→ Description of the task:
Each line below is to be written out in full, exactly as shown.

→ Record extracts:

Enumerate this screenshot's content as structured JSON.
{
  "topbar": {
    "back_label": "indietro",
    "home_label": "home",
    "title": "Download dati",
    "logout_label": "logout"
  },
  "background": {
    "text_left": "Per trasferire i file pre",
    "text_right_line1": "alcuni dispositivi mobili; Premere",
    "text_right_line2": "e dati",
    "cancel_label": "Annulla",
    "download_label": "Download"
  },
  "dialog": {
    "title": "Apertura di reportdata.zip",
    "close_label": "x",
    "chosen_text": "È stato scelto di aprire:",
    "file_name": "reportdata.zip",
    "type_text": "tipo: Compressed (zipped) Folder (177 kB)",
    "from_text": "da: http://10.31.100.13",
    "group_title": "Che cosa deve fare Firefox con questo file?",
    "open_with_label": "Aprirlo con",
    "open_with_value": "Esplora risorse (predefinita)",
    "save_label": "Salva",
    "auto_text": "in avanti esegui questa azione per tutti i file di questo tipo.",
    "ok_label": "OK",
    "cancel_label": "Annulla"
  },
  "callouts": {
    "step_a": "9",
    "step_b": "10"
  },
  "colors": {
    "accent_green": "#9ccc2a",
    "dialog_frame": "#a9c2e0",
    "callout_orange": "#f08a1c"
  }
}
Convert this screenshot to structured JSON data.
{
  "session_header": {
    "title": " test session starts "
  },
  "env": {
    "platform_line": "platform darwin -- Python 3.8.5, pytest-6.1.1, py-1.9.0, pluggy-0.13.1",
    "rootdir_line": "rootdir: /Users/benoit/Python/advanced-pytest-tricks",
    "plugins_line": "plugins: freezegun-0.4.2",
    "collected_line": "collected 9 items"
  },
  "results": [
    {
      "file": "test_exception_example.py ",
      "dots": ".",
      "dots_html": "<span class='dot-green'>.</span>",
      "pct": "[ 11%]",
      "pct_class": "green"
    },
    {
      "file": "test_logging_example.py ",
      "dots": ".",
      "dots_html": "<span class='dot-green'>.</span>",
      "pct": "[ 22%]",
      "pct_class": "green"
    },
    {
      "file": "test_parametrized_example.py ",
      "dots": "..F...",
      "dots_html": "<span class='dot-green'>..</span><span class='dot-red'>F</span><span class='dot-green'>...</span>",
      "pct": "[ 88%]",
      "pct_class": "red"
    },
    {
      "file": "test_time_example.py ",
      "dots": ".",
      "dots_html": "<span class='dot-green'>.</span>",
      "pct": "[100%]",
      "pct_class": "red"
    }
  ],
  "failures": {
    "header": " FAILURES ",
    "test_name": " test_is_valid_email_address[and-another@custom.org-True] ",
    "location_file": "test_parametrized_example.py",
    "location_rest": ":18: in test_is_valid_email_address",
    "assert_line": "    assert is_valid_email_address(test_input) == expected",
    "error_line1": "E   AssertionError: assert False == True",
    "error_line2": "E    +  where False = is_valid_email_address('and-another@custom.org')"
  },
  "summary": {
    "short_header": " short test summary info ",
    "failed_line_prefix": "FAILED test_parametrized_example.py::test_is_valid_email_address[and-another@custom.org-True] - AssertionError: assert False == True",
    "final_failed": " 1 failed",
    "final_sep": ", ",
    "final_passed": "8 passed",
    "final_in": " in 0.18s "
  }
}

→ Output below:
Enumerate this screenshot's content as structured JSON.
{
  "topbar": {
    "back_label": "indietro",
    "home_label": "home",
    "title": "Download dati",
    "logout_label": "logout"
  },
  "background": {
    "text_left": "Per trasferire i file pre",
    "text_right_line1": "alcuni dispositivi mobili; Premere",
    "text_right_line2": "e dati",
    "cancel_label": "Annulla",
    "download_label": "Download"
  },
  "dialog": {
    "title": "Apertura di reportdata.zip",
    "close_label": "x",
    "chosen_text": "È stato scelto di aprire:",
    "file_name": "reportdata.zip",
    "type_text": "tipo: Compressed (zipped) Folder (177 kB)",
    "from_text": "da: http://10.31.100.13",
    "group_title": "Che cosa deve fare Firefox con questo file?",
    "open_with_label": "Aprirlo con",
    "open_with_value": "Esplora risorse (predefinita)",
    "save_label": "Salva",
    "auto_text": "in avanti esegui questa azione per tutti i file di questo tipo.",
    "ok_label": "OK",
    "cancel_label": "Annulla"
  },
  "callouts": {
    "step_a": "9",
    "step_b": "10"
  },
  "colors": {
    "accent_green": "#9ccc2a",
    "dialog_frame": "#a9c2e0",
    "callout_orange": "#f08a1c"
  }
}
Convert this screenshot to structured JSON data.
{
  "session_header": {
    "title": " test session starts "
  },
  "env": {
    "platform_line": "platform darwin -- Python 3.8.5, pytest-6.1.1, py-1.9.0, pluggy-0.13.1",
    "rootdir_line": "rootdir: /Users/benoit/Python/advanced-pytest-tricks",
    "plugins_line": "plugins: freezegun-0.4.2",
    "collected_line": "collected 9 items"
  },
  "results": [
    {
      "file": "test_exception_example.py ",
      "dots": ".",
      "dots_html": "<span class='dot-green'>.</span>",
      "pct": "[ 11%]",
      "pct_class": "green"
    },
    {
      "file": "test_logging_example.py ",
      "dots": ".",
      "dots_html": "<span class='dot-green'>.</span>",
      "pct": "[ 22%]",
      "pct_class": "green"
    },
    {
      "file": "test_parametrized_example.py ",
      "dots": "..F...",
      "dots_html": "<span class='dot-green'>..</span><span class='dot-red'>F</span><span class='dot-green'>...</span>",
      "pct": "[ 88%]",
      "pct_class": "red"
    },
    {
      "file": "test_time_example.py ",
      "dots": ".",
      "dots_html": "<span class='dot-green'>.</span>",
      "pct": "[100%]",
      "pct_class": "red"
    }
  ],
  "failures": {
    "header": " FAILURES ",
    "test_name": " test_is_valid_email_address[and-another@custom.org-True] ",
    "location_file": "test_parametrized_example.py",
    "location_rest": ":18: in test_is_valid_email_address",
    "assert_line": "    assert is_valid_email_address(test_input) == expected",
    "error_line1": "E   AssertionError: assert False == True",
    "error_line2": "E    +  where False = is_valid_email_address('and-another@custom.org')"
  },
  "summary": {
    "short_header": " short test summary info ",
    "failed_line_prefix": "FAILED test_parametrized_example.py::test_is_valid_email_address[and-another@custom.org-True] - AssertionError: assert False == True",
    "final_failed": " 1 failed",
    "final_sep": ", ",
    "final_passed": "8 passed",
    "final_in": " in 0.18s "
  }
}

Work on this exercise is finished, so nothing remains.